Figure collection entries:
☆ ☆ ☆ ☆

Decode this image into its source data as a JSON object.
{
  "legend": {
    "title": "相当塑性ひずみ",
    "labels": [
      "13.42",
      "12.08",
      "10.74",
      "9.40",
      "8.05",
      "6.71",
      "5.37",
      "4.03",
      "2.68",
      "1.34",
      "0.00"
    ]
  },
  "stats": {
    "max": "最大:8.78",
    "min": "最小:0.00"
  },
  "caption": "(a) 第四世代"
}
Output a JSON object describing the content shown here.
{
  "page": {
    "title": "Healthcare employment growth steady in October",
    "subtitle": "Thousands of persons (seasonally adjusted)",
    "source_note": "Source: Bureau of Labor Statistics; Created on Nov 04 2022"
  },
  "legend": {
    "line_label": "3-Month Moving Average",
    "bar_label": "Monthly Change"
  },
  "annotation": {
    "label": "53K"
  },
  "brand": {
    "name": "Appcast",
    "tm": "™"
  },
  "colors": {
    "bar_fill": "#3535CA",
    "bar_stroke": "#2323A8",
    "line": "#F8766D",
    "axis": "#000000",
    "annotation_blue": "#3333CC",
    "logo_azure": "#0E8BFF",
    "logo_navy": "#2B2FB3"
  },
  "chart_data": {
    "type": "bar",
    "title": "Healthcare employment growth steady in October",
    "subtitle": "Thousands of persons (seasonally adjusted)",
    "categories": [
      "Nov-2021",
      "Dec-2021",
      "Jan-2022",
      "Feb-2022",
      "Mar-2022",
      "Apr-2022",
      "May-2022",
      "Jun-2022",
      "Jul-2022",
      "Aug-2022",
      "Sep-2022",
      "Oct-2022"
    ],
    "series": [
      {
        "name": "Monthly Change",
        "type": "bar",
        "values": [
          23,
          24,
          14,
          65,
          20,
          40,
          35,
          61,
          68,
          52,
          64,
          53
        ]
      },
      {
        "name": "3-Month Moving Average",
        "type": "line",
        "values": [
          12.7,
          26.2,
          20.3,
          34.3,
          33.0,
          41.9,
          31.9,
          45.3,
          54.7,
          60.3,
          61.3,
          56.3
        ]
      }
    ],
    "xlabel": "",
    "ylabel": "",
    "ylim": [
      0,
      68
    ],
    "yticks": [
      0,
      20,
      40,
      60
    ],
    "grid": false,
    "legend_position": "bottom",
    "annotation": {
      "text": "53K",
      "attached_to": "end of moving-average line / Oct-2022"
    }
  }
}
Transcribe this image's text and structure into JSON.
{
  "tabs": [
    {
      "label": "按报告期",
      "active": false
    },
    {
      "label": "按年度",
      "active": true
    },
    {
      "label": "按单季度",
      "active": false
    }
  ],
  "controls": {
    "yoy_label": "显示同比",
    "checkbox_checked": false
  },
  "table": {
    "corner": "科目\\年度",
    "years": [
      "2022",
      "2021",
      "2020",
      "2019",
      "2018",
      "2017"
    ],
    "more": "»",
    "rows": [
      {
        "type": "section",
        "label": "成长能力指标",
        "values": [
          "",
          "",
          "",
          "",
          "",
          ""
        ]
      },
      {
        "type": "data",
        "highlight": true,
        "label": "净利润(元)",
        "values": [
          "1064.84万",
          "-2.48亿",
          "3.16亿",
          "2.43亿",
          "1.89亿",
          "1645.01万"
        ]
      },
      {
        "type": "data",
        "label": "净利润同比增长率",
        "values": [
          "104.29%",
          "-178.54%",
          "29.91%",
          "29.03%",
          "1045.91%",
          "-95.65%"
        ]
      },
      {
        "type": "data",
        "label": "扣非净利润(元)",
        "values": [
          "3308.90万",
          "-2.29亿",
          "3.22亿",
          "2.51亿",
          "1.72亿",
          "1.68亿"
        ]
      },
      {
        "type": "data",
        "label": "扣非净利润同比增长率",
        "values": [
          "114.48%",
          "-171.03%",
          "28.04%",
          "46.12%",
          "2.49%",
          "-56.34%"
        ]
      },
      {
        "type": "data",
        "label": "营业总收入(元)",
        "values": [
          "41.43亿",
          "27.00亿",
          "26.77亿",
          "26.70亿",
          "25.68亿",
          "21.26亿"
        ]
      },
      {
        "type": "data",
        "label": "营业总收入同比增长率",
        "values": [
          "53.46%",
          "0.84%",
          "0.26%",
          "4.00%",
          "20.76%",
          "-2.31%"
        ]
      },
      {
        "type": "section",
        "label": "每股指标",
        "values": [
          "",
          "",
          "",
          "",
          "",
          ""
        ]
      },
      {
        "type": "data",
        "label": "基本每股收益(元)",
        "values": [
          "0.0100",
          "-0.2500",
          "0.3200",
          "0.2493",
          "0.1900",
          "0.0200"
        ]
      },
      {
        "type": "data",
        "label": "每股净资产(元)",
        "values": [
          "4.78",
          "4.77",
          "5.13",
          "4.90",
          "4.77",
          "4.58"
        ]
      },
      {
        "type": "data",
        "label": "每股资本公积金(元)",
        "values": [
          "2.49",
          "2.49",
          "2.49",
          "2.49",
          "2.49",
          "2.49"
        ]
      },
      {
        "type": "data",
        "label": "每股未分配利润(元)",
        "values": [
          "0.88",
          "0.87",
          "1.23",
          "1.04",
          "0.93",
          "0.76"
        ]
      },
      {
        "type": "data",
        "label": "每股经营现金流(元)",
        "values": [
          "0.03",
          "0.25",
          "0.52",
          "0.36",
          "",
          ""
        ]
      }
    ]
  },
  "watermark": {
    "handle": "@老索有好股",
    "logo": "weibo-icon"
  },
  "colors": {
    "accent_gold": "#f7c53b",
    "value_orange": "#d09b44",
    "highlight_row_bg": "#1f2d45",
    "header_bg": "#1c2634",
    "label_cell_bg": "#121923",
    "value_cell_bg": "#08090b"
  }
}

☆ ☆ ☆ ☆

**Requirement:** Only the number is wanted: count the lines of the records that hold the word "Monthly".

**Right answer:** 2